Direction — What is the count of lines that hold the word "been"? Give only the number.

Items from a dataset
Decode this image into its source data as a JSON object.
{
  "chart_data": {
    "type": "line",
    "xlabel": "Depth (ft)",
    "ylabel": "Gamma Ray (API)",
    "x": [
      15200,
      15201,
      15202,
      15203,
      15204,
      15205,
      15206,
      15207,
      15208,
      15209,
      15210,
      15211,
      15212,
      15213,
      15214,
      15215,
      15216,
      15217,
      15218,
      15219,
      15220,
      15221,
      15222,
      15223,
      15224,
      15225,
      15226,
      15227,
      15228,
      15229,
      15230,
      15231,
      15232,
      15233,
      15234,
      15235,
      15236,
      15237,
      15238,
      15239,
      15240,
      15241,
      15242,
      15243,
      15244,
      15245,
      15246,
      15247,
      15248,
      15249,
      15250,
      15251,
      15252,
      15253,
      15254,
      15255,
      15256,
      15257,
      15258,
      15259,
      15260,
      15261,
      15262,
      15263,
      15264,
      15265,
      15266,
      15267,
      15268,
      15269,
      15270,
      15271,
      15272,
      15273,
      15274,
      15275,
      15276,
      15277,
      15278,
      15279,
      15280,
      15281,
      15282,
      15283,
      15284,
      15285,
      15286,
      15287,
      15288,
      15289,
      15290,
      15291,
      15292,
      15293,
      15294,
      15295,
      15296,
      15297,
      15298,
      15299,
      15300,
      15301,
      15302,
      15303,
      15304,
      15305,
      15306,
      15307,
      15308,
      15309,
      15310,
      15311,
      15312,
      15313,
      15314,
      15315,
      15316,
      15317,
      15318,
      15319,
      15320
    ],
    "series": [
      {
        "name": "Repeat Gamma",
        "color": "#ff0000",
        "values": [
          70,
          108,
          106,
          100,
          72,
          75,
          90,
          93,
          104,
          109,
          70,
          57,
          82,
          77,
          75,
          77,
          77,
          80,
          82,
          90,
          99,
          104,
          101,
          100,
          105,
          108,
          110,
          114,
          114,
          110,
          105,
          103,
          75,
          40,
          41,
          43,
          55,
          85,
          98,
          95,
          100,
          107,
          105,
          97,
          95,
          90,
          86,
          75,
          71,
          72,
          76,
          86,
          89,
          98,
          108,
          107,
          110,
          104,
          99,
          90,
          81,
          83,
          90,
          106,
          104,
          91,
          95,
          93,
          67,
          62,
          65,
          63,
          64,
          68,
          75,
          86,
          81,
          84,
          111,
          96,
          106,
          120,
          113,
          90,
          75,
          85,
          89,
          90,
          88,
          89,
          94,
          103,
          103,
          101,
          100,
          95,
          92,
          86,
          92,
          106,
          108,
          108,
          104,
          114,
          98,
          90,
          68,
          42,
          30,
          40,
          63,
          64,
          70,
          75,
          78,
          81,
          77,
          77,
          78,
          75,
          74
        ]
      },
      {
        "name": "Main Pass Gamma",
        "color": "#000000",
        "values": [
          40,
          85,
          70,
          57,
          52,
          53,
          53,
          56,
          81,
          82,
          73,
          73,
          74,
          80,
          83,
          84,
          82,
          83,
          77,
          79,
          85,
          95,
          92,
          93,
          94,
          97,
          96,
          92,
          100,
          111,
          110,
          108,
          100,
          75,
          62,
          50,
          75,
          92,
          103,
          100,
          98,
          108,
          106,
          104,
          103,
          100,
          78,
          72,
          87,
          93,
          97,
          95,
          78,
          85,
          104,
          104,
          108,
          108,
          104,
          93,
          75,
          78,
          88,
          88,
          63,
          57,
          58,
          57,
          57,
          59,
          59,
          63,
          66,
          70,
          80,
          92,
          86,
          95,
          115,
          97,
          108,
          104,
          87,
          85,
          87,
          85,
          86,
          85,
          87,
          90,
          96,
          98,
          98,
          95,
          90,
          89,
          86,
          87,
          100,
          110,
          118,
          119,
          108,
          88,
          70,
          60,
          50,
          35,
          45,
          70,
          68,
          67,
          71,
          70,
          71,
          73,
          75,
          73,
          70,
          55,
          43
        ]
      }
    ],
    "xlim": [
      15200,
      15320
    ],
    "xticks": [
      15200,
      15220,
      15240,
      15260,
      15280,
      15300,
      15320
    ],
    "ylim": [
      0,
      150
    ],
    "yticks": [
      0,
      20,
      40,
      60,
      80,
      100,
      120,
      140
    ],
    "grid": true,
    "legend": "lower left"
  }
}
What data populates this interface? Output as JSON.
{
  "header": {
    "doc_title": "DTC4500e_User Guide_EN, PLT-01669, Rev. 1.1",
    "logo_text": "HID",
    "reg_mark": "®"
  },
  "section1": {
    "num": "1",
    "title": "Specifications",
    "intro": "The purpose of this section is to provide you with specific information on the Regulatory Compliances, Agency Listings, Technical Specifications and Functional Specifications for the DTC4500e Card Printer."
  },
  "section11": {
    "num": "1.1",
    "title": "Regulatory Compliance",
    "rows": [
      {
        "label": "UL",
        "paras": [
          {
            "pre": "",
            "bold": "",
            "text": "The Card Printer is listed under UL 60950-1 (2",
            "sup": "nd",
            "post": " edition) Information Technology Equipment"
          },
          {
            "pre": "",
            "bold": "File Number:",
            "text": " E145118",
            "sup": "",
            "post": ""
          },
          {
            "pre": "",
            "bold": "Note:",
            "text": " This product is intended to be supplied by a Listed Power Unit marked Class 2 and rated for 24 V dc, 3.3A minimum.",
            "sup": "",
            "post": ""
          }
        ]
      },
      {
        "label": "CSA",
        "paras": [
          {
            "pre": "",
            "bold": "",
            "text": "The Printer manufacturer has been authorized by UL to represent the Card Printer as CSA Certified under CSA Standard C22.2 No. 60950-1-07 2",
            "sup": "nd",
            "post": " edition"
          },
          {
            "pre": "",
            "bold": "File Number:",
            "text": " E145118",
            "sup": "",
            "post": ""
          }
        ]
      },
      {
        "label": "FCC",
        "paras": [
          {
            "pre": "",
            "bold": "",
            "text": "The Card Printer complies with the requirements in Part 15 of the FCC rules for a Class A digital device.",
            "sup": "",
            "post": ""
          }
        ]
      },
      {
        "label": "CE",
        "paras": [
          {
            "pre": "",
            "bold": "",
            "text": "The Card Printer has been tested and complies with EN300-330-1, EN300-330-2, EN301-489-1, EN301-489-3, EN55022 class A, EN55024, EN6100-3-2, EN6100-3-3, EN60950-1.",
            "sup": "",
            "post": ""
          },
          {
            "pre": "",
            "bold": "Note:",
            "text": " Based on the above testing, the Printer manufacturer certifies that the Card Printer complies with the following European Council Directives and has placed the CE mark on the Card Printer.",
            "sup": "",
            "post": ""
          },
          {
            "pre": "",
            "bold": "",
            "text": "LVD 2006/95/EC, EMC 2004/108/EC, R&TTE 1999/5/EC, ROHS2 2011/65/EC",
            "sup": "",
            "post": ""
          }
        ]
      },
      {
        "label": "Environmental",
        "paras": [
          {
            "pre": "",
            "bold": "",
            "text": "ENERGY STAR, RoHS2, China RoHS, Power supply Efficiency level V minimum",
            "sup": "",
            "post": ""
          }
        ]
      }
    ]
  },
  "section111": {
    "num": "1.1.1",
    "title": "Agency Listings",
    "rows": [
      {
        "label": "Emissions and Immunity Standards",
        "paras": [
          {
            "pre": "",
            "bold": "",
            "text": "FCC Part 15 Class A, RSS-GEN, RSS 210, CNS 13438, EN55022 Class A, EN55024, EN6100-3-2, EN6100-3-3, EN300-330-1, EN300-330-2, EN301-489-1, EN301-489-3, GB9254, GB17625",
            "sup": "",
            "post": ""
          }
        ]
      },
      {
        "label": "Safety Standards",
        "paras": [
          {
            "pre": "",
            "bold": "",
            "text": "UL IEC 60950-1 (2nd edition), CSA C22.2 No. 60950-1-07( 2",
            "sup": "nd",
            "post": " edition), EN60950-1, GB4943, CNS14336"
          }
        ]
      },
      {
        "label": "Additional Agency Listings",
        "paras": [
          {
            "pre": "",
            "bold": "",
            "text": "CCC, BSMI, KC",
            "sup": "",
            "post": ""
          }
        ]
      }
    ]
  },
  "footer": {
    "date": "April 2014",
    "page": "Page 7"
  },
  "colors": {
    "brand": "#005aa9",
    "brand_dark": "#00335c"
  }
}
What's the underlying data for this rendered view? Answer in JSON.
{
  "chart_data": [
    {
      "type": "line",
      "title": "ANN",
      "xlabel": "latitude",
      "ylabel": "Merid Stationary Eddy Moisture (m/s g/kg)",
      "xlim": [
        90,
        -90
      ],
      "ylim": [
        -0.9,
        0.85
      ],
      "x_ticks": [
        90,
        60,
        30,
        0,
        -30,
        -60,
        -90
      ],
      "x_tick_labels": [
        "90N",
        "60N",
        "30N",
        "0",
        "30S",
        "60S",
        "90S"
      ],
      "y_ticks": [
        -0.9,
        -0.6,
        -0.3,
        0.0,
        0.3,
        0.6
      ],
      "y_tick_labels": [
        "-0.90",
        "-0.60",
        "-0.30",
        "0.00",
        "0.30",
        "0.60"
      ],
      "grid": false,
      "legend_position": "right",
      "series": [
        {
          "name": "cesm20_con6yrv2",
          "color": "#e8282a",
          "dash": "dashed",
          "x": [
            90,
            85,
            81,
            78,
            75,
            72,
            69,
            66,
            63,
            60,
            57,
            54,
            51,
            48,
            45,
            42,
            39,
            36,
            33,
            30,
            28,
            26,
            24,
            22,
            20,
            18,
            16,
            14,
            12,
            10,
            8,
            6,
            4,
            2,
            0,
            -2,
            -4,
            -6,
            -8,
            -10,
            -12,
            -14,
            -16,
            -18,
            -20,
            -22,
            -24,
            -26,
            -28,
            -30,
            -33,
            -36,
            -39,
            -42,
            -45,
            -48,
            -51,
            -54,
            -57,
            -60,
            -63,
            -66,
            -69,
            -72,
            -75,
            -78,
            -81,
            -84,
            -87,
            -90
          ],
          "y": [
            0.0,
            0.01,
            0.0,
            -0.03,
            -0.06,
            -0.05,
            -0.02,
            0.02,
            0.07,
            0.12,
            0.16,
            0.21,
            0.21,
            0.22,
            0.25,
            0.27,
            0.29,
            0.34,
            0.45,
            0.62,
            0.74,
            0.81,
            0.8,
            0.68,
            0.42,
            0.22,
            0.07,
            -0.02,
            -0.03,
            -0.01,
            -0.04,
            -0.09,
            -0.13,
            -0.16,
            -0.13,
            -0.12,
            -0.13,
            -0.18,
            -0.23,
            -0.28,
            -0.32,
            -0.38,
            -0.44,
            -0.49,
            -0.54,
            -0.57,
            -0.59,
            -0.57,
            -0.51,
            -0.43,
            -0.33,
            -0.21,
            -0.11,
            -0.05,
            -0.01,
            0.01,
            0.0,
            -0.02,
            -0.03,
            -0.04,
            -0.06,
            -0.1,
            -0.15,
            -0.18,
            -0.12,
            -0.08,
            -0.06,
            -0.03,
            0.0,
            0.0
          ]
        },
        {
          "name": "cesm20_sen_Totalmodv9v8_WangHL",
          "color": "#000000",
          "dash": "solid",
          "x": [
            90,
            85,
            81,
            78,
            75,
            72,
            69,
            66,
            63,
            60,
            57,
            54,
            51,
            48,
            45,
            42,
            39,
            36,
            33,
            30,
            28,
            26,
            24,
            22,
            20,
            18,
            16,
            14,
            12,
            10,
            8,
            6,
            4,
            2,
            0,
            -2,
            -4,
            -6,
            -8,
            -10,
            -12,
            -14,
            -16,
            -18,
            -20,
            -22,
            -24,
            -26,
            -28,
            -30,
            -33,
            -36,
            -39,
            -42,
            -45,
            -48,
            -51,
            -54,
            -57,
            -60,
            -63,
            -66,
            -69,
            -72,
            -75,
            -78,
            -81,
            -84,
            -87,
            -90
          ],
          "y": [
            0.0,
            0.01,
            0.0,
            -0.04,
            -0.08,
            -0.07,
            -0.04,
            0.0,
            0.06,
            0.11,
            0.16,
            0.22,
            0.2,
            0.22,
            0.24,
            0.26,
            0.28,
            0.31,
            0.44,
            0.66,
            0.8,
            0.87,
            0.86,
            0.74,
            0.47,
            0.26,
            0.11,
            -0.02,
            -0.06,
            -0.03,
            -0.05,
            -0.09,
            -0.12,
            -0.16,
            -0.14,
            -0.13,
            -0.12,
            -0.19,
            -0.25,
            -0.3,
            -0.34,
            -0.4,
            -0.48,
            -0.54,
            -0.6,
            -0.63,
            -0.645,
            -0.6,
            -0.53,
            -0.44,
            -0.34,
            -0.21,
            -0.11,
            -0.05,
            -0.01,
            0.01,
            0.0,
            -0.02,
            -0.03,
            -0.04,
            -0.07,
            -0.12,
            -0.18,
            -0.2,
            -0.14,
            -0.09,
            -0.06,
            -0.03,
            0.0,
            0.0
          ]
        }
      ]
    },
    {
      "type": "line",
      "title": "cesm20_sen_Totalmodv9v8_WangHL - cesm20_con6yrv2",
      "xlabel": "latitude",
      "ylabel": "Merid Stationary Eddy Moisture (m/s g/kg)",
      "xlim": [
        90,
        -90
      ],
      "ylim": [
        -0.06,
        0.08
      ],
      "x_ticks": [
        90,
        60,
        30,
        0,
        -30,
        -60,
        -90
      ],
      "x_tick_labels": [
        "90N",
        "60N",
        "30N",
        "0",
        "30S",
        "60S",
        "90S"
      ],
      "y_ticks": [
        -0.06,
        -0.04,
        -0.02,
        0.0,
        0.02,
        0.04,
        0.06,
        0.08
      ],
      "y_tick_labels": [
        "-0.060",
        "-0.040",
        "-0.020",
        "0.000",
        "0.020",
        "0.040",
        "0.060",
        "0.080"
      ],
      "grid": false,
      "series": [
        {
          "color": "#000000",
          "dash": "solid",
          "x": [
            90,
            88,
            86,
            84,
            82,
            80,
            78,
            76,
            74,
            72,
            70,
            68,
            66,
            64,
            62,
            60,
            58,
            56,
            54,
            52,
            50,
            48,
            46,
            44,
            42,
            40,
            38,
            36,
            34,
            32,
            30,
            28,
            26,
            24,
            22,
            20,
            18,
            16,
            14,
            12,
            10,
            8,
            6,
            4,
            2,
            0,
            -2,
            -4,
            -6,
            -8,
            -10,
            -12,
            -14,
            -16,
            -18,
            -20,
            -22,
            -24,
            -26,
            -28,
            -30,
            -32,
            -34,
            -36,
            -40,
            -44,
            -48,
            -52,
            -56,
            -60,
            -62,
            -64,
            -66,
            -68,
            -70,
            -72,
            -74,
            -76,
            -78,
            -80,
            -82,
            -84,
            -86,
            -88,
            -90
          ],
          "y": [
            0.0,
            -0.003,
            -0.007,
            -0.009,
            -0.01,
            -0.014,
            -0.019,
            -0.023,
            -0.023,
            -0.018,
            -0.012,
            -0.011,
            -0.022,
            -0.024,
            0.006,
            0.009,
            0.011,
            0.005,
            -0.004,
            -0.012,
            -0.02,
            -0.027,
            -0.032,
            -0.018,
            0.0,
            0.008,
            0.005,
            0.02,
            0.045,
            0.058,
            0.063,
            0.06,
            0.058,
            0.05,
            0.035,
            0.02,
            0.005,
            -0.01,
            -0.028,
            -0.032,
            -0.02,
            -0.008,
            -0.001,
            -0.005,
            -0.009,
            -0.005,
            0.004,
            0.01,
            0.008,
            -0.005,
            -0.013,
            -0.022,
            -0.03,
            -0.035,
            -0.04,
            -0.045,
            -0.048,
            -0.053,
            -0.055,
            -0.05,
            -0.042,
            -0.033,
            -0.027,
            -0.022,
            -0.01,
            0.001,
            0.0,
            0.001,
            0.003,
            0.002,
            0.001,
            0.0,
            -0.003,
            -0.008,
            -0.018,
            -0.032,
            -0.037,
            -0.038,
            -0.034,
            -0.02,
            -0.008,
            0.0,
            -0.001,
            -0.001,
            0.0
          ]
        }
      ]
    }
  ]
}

Written answer — 2